Emit the entire listing verbatim.
═════ Material shown
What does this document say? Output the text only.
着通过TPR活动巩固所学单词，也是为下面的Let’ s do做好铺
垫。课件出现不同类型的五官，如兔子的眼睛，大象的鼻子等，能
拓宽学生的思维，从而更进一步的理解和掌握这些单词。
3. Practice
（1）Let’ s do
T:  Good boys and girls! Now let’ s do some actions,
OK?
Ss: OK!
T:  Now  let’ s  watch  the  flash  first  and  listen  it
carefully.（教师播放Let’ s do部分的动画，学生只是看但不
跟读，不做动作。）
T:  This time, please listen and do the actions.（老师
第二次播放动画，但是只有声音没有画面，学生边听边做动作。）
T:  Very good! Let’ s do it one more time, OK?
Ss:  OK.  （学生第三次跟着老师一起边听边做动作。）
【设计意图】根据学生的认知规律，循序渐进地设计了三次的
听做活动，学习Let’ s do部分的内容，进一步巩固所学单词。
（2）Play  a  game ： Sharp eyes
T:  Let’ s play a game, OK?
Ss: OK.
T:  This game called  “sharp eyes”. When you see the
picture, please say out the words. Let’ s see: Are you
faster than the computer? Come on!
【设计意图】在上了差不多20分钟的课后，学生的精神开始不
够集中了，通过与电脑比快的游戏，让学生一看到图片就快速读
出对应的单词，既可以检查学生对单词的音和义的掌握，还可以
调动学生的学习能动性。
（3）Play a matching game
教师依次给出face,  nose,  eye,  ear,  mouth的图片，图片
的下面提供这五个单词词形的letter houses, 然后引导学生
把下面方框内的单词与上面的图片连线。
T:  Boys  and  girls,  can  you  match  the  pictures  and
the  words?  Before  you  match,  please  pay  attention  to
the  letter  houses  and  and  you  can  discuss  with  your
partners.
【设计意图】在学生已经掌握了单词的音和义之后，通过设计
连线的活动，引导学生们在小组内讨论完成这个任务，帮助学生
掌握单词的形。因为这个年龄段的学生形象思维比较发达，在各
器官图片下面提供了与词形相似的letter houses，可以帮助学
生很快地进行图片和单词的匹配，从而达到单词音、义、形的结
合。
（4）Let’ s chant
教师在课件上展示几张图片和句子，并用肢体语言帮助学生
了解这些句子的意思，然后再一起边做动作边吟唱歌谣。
══════════
## Response
What does this document say? Output the text only.
着通过TPR活动巩固所学单词，也是为下面的Let’ s do做好铺
垫。课件出现不同类型的五官，如兔子的眼睛，大象的鼻子等，能
拓宽学生的思维，从而更进一步的理解和掌握这些单词。
3. Practice
（1）Let’ s do
T:  Good boys and girls! Now let’ s do some actions,
OK?
Ss: OK!
T:  Now  let’ s  watch  the  flash  first  and  listen  it
carefully.（教师播放Let’ s do部分的动画，学生只是看但不
跟读，不做动作。）
T:  This time, please listen and do the actions.（老师
第二次播放动画，但是只有声音没有画面，学生边听边做动作。）
T:  Very good! Let’ s do it one more time, OK?
Ss:  OK.  （学生第三次跟着老师一起边听边做动作。）
【设计意图】根据学生的认知规律，循序渐进地设计了三次的
听做活动，学习Let’ s do部分的内容，进一步巩固所学单词。
（2）Play  a  game ： Sharp eyes
T:  Let’ s play a game, OK?
Ss: OK.
T:  This game called  “sharp eyes”. When you see the
picture, please say out the words. Let’ s see: Are you
faster than the computer? Come on!
【设计意图】在上了差不多20分钟的课后，学生的精神开始不
够集中了，通过与电脑比快的游戏，让学生一看到图片就快速读
出对应的单词，既可以检查学生对单词的音和义的掌握，还可以
调动学生的学习能动性。
（3）Play a matching game
教师依次给出face,  nose,  eye,  ear,  mouth的图片，图片
的下面提供这五个单词词形的letter houses, 然后引导学生
把下面方框内的单词与上面的图片连线。
T:  Boys  and  girls,  can  you  match  the  pictures  and
the  words?  Before  you  match,  please  pay  attention  to
the  letter  houses  and  and  you  can  discuss  with  your
partners.
【设计意图】在学生已经掌握了单词的音和义之后，通过设计
连线的活动，引导学生们在小组内讨论完成这个任务，帮助学生
掌握单词的形。因为这个年龄段的学生形象思维比较发达，在各
器官图片下面提供了与词形相似的letter houses，可以帮助学
生很快地进行图片和单词的匹配，从而达到单词音、义、形的结
合。
（4）Let’ s chant
教师在课件上展示几张图片和句子，并用肢体语言帮助学生
了解这些句子的意思，然后再一起边做动作边吟唱歌谣。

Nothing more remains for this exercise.